• [Задание] Перепишите без изменений фрагмент текста о шаманах орочей от слов «Однако осознанное и» до слов «несколько больше женских.».

• [Исходный текст]

-*-*-

Однако осознанное и умелое использование звуков шаманами было ключевым элементом ритуалов. Пояс, изображенный на фотографии, использовался шаманами орочей как раз для подобных целей. Он считается базовым атрибутом шаманской экипировки, состоящей также из костюма с выверенным орнаментом (простейшие были сделаны из животных шкур, более утонченные — из дорогих тканей и шелка6), специальных накладок на ноги, а также барабана с палкой. Конкретно этот пояс размером 28,8*98,5 см выполнен из кожи с металлическими подвесками, прикрепленными небольшими кожаными полосками (Рис. 1). Эти подвески отличаются размерами, каждая из них ассоциируется с каким-то помогающим духом животного, вызываемым в ходе ритуала. Разница в размерах неслучайна и соответствует строгой иерархии: духи, связанные с мужским началом, несколько больше женских.
Рисунок 1. Пояс шамана с металлическими подвесками, сделан в 1875–1898 гг.
Ритуал исцеления был одной из важнейших практик шаманов орочей. Он всегда сопровождался огнем, неважно, проводился ли ритуал днем или ночью. В самом начале шаман готовился к камланию — особому состоянию, подобному трансу. Оно могло достигаться разными способами: вдыханием дыма от огня, курением или даже поеданием сушеного мухомора (обычно ядовитые грибы в небольших порциях вызывают галлюциногенный эффект). Вместе с этим шаман приступал к пению или извлечению различных звуков: игре на барабане, постукиванию по металлическим подвескам на поясе в экстатическом танце. Весь этот шум был направлен на призыв духов-помощников, с чьей помощью шаман должен был излечить больного. В Национальном музее этнологии в Лейдене хранится еще один экспонат, связанный с ритуалом исцеления. Это небольшая человеческая фигурка, сделанная из тростника или камыша. Шаманы использовали этот плетеный артефакт для заточения в него болезни, после чего оставляли в лесу, освобождая таким образом человека от недуга (Рис. 2). То есть болезнь рассматривалась как бестелесная сущность, которая, словно паразит, проникала в человека и, соответственно, могла быть из него изгнана и помещена в специальный амулет, конечно, при содействии добрых духов. В ответ шаманы регулярно должны были «подкармливать» этих духов разными приношениями.

-*-*-

• [Список записей]
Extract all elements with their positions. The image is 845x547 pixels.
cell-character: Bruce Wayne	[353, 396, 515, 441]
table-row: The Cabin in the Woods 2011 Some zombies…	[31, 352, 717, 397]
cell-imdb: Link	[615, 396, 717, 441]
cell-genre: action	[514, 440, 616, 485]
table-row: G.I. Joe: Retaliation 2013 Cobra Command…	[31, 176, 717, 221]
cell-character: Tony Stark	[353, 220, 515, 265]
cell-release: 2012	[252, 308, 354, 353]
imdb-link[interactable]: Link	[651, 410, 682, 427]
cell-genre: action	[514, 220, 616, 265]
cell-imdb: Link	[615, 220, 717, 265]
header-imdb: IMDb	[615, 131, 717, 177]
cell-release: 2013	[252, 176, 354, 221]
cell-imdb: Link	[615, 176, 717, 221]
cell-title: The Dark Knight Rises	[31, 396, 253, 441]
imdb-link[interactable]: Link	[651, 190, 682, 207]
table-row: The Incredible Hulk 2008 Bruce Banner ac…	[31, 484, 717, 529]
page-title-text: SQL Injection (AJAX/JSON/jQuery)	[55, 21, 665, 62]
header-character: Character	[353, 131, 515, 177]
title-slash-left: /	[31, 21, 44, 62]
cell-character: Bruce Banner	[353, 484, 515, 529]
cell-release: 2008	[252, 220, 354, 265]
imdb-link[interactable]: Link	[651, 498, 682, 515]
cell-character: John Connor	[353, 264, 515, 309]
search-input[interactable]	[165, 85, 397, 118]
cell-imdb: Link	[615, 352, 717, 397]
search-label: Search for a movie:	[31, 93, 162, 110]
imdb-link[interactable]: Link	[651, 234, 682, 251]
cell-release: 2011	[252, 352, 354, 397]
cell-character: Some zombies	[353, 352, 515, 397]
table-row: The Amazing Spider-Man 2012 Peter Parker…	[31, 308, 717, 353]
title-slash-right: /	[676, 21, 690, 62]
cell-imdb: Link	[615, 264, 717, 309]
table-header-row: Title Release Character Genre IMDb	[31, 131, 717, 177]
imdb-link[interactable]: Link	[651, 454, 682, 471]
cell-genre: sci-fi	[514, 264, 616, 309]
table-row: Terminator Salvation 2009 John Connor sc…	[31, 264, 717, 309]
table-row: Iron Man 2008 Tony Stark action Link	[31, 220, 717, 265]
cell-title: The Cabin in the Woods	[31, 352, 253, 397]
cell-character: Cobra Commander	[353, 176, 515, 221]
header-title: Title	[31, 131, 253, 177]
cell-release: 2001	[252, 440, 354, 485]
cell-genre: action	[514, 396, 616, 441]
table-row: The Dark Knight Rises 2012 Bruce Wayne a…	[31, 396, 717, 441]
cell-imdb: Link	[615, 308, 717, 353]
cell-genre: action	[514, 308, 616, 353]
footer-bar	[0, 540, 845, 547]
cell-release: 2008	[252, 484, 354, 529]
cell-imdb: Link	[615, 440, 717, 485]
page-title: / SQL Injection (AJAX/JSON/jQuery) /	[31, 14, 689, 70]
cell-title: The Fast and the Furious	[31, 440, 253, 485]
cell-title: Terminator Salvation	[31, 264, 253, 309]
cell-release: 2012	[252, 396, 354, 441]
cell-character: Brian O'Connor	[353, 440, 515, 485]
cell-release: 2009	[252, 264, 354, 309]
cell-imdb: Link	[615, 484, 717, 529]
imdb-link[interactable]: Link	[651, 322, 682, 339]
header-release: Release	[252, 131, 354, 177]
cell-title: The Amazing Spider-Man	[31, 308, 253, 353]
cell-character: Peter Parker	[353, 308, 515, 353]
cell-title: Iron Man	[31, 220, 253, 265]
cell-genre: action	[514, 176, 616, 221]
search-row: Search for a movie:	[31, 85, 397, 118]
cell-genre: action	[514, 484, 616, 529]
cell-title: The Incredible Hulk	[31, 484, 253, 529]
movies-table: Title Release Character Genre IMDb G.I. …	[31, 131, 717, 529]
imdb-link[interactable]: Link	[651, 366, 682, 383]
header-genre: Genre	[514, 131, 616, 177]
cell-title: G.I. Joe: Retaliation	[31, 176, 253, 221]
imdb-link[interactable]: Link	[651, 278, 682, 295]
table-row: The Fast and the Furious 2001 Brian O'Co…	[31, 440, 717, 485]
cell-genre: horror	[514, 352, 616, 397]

-*-*-

• [Решение]
Однако осознанное и умелое использование звуков шаманами было ключевым элементом ритуалов. Пояс, изображенный на фотографии, использовался шаманами орочей как раз для подобных целей. Он считается базовым атрибутом шаманской экипировки, состоящей также из костюма с выверенным орнаментом (простейшие были сделаны из животных шкур, более утонченные — из дорогих тканей и шелка6), специальных накладок на ноги, а также барабана с палкой. Конкретно этот пояс размером 28,8*98,5 см выполнен из кожи с металлическими подвесками, прикрепленными небольшими кожаными полосками (Рис. 1). Эти подвески отличаются размерами, каждая из них ассоциируется с каким-то помогающим духом животного, вызываемым в ходе ритуала. Разница в размерах неслучайна и соответствует строгой иерархии: духи, связанные с мужским началом, несколько больше женских.